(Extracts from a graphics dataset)
━━━━━━━━

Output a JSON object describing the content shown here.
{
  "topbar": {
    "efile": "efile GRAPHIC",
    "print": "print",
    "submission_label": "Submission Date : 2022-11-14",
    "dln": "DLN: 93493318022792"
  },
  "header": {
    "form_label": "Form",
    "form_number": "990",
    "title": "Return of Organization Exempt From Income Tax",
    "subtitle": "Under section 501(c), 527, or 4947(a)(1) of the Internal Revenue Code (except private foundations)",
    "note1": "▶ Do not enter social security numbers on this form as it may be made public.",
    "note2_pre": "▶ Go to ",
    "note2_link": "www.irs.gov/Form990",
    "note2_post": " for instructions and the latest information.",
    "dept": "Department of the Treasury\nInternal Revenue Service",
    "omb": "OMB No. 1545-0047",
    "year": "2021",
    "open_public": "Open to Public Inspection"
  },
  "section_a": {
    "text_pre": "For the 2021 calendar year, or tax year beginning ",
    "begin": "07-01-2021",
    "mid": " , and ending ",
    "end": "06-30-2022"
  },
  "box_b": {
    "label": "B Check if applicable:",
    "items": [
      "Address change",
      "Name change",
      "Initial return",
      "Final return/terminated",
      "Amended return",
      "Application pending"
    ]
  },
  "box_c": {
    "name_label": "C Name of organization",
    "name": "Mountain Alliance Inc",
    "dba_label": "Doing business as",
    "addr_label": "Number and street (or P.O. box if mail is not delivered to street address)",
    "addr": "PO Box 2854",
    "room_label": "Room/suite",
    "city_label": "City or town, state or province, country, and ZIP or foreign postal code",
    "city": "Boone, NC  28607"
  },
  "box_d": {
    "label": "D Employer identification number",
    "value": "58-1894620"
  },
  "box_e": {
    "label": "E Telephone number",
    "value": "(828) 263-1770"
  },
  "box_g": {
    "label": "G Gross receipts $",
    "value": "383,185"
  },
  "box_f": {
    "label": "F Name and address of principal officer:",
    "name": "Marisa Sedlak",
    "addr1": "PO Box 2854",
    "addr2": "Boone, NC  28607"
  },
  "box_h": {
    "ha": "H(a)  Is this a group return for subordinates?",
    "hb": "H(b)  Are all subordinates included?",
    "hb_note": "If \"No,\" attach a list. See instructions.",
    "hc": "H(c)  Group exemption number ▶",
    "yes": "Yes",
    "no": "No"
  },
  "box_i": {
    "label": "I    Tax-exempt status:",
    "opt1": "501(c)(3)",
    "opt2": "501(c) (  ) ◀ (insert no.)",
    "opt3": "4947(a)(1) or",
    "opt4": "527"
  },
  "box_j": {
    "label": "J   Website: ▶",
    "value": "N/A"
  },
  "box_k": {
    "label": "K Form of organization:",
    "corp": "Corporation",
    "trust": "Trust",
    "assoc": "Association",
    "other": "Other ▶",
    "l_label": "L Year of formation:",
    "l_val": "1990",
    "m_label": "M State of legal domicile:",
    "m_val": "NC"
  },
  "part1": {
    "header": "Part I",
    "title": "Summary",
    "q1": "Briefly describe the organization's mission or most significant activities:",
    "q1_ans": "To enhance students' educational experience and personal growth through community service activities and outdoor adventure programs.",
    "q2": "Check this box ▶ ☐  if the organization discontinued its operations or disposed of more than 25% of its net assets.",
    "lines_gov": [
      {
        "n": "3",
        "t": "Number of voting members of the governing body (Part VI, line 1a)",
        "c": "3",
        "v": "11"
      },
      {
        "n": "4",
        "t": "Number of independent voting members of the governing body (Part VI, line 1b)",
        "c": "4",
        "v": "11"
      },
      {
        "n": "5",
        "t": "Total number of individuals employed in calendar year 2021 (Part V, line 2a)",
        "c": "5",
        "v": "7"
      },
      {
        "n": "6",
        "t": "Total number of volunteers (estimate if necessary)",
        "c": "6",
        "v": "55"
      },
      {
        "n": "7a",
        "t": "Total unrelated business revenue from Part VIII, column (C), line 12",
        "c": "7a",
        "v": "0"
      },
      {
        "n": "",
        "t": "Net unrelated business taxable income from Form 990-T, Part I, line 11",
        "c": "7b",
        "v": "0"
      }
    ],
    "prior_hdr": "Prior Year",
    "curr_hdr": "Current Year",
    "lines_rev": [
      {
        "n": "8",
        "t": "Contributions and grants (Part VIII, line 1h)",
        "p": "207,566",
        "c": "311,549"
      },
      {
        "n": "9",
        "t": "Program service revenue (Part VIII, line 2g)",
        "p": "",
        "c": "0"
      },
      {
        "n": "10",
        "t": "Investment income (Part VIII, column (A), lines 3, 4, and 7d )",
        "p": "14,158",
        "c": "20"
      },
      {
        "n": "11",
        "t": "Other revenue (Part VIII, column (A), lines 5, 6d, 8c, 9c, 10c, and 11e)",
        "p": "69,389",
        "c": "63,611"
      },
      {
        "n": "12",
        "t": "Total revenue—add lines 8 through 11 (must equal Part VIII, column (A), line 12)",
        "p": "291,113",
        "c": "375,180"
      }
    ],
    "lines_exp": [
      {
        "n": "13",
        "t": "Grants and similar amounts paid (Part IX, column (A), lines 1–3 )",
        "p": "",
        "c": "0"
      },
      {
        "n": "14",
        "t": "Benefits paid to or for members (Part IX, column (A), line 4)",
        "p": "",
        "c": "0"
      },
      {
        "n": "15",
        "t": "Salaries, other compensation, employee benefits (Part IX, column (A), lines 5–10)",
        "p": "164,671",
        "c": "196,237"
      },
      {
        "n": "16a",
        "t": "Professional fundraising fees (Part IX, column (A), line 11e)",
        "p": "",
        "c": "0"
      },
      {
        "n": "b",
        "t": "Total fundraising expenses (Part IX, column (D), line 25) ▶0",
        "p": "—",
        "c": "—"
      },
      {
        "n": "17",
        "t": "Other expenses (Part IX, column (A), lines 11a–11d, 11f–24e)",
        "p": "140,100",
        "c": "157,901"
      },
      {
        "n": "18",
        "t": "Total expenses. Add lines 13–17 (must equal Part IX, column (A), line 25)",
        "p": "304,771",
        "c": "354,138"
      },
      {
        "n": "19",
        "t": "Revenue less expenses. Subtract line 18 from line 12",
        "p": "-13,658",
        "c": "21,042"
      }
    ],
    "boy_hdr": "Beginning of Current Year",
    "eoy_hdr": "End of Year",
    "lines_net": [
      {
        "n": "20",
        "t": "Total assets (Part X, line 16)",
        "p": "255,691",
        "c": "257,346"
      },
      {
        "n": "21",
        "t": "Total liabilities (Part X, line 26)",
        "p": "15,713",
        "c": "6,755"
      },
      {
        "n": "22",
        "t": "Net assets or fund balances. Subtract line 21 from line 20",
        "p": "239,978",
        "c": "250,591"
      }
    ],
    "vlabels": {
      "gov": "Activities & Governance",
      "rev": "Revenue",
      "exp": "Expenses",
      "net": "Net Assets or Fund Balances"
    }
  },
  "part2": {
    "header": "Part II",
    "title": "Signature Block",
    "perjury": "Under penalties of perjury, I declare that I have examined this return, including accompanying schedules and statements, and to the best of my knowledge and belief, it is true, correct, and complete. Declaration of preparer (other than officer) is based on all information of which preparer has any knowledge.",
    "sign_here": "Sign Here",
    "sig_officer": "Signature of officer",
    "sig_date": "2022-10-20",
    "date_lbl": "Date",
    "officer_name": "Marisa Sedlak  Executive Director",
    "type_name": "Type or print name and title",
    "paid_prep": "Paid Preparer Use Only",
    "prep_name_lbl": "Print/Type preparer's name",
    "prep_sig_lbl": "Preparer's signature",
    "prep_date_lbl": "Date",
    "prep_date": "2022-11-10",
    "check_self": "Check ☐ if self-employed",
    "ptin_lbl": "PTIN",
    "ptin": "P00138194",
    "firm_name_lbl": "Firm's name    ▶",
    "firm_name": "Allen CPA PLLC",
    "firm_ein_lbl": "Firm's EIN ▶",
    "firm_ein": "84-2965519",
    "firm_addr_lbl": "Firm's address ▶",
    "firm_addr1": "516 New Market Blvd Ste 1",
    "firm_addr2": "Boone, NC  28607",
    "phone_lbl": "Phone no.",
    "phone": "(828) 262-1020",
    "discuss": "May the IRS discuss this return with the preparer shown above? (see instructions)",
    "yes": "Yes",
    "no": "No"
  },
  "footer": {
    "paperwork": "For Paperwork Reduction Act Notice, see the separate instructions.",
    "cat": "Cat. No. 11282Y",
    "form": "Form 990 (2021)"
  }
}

━━━━━━━━

▸ TASK TO COMPLETE:
From the listing above, copy every line that includes the word "members".

▸ ANSWER TO THE EXERCISE:
        "t": "Number of voting members of the governing body (Part VI, line 1a)",
        "t": "Number of independent voting members of the governing body (Part VI, line 1b)",
        "t": "Benefits paid to or for members (Part IX, column (A), line 4)",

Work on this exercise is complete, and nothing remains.